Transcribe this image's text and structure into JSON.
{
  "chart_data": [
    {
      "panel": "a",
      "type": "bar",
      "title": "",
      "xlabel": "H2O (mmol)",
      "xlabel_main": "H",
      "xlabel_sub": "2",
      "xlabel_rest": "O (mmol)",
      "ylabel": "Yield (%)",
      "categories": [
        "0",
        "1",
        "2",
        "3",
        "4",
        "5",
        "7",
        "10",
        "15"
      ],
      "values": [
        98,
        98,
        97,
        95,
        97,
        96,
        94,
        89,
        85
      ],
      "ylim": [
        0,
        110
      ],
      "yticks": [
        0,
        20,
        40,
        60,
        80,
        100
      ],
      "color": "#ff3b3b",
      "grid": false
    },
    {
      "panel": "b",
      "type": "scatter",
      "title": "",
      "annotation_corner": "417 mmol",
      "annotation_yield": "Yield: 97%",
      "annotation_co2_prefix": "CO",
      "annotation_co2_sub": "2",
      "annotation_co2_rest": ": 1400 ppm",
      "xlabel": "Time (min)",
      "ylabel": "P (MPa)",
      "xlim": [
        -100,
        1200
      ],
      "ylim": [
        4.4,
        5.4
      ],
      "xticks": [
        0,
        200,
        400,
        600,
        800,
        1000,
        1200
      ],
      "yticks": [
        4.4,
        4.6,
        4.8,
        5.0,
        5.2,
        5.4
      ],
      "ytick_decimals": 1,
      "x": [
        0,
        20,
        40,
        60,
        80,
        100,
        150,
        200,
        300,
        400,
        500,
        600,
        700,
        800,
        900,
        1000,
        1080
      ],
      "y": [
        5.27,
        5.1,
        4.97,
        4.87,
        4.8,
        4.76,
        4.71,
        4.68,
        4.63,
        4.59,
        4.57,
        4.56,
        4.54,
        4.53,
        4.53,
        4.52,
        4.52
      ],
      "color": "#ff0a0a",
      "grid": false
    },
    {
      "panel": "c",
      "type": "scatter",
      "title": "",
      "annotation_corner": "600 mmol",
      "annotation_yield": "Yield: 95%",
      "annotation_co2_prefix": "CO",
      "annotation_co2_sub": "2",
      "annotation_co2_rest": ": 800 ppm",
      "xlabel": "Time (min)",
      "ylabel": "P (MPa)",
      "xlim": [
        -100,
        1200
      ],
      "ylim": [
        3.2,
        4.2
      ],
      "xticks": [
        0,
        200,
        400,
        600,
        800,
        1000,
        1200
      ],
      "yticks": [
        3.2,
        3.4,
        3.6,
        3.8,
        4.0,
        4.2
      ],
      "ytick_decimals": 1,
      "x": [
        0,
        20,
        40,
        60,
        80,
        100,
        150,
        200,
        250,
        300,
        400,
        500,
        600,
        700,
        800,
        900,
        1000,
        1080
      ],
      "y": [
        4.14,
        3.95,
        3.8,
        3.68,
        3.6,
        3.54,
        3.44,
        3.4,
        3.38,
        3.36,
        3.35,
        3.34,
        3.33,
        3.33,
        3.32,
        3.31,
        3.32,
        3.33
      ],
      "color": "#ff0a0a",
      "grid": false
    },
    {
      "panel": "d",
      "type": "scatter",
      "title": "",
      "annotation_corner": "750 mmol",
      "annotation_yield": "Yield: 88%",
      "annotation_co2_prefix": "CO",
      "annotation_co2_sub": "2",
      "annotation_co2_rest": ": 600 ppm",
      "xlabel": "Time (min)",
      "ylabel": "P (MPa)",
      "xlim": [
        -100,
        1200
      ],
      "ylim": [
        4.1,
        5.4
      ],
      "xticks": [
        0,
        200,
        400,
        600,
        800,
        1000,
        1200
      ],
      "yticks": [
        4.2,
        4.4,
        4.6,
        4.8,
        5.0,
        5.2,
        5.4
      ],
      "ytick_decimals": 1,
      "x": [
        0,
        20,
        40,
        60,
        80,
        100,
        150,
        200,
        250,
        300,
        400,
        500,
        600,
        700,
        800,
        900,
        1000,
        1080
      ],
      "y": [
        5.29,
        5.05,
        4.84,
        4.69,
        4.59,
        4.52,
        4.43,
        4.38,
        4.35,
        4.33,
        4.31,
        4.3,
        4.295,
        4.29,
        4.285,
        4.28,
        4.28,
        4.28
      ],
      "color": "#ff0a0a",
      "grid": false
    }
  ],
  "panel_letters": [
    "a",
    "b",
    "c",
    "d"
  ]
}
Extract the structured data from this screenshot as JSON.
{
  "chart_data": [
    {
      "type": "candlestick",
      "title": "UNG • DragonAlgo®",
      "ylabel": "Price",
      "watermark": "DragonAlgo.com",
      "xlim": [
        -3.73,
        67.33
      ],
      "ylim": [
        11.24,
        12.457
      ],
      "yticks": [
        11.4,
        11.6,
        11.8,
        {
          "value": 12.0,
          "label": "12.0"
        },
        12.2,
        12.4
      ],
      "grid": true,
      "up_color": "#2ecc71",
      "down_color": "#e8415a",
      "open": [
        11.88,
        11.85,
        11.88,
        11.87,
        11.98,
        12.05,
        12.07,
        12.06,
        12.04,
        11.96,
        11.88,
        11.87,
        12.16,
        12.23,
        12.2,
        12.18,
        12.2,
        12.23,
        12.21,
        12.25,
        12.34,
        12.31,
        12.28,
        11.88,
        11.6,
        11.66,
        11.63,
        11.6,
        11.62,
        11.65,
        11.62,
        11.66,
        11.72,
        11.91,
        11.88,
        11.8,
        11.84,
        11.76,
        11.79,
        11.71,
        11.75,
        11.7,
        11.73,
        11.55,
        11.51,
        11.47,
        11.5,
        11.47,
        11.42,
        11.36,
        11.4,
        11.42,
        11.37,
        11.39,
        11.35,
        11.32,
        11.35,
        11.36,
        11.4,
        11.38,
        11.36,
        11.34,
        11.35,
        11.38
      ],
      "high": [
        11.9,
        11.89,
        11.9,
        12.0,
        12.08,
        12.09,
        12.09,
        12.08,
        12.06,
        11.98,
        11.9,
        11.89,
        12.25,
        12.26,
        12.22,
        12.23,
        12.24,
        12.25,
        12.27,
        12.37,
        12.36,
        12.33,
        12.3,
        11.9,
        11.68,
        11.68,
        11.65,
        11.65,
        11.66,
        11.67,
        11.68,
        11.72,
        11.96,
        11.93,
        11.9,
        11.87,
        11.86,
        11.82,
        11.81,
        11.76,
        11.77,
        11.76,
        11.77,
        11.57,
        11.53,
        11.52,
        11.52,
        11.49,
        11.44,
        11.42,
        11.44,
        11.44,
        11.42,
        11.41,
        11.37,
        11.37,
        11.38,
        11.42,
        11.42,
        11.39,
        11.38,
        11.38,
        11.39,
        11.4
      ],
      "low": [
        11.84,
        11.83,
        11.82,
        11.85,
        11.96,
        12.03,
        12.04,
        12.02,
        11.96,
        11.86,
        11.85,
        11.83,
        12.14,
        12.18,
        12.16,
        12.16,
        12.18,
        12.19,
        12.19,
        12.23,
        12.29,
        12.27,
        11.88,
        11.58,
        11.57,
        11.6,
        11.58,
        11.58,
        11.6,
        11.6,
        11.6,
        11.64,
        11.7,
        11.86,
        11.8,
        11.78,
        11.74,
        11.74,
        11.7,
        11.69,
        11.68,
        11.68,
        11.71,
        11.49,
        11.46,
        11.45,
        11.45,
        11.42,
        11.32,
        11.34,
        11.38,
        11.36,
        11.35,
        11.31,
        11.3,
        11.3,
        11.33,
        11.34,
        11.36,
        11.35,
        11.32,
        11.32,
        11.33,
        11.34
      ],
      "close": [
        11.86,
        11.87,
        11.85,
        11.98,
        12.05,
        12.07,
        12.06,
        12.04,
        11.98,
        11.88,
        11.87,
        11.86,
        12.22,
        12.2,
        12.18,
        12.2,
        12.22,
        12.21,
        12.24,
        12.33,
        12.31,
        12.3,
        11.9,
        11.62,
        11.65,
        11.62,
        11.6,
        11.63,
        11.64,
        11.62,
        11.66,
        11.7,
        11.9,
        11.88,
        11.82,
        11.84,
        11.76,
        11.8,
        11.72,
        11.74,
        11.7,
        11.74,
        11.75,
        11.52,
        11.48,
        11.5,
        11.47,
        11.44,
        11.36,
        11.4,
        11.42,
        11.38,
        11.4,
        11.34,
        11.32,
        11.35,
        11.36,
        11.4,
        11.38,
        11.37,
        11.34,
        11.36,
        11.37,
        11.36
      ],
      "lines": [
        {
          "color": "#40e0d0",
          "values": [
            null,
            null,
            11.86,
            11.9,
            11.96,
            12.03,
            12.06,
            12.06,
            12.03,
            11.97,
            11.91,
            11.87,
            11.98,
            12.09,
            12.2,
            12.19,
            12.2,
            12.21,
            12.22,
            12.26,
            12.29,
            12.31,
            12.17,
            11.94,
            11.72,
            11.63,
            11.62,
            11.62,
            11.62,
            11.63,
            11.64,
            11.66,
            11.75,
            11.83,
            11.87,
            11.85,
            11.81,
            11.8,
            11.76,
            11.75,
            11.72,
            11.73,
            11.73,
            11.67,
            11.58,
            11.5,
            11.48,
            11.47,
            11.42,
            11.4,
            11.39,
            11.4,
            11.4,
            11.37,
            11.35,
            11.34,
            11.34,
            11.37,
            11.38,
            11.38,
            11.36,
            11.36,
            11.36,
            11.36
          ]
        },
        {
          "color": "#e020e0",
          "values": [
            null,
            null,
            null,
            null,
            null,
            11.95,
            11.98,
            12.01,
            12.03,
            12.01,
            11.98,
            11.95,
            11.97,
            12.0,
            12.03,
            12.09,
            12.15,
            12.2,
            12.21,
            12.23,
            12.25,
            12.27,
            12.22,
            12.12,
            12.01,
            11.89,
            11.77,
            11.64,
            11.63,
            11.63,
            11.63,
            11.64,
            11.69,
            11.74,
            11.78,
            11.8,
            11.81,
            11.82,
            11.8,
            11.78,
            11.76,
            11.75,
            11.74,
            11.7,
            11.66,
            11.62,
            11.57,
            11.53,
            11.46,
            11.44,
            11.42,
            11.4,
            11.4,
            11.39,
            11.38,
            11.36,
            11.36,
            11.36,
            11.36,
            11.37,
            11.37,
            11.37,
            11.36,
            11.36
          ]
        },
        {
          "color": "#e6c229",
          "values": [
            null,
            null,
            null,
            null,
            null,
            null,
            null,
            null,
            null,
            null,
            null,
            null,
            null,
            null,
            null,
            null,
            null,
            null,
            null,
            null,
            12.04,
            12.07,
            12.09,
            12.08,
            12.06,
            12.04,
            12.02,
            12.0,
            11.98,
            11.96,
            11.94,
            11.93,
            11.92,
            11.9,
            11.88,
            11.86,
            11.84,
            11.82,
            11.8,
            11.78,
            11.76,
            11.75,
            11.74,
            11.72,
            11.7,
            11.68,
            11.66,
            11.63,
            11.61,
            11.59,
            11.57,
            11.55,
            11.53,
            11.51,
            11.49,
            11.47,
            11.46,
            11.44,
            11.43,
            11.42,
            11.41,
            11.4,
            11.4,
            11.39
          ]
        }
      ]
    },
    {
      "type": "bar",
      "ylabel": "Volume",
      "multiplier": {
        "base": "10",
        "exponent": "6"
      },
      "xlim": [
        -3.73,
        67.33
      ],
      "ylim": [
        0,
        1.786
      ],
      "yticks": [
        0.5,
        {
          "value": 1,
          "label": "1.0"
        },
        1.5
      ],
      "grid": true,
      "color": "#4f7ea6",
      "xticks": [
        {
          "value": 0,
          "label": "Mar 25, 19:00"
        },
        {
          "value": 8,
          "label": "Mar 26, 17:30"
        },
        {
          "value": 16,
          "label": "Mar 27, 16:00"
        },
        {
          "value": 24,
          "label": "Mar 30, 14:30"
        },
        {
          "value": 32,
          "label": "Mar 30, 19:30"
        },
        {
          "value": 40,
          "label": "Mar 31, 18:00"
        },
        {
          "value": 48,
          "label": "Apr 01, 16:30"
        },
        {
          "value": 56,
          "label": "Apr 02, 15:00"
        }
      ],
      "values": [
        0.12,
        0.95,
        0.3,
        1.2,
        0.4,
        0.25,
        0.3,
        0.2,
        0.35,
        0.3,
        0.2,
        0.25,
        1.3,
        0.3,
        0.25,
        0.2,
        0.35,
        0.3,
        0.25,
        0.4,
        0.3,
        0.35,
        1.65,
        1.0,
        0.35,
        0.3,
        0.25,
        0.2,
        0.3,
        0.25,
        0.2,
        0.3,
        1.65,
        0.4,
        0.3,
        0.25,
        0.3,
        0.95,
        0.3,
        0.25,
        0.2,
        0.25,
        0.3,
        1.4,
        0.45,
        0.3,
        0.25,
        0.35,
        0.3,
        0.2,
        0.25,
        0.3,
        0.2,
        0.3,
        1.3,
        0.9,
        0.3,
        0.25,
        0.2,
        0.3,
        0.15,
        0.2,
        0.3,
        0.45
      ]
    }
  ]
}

**TASK TO COMPLETE**
Write out every line from the entries where "DragonAlgo" appears.

**COMPLETE OUTPUT**
      "title": "UNG • DragonAlgo®",
      "watermark": "DragonAlgo.com",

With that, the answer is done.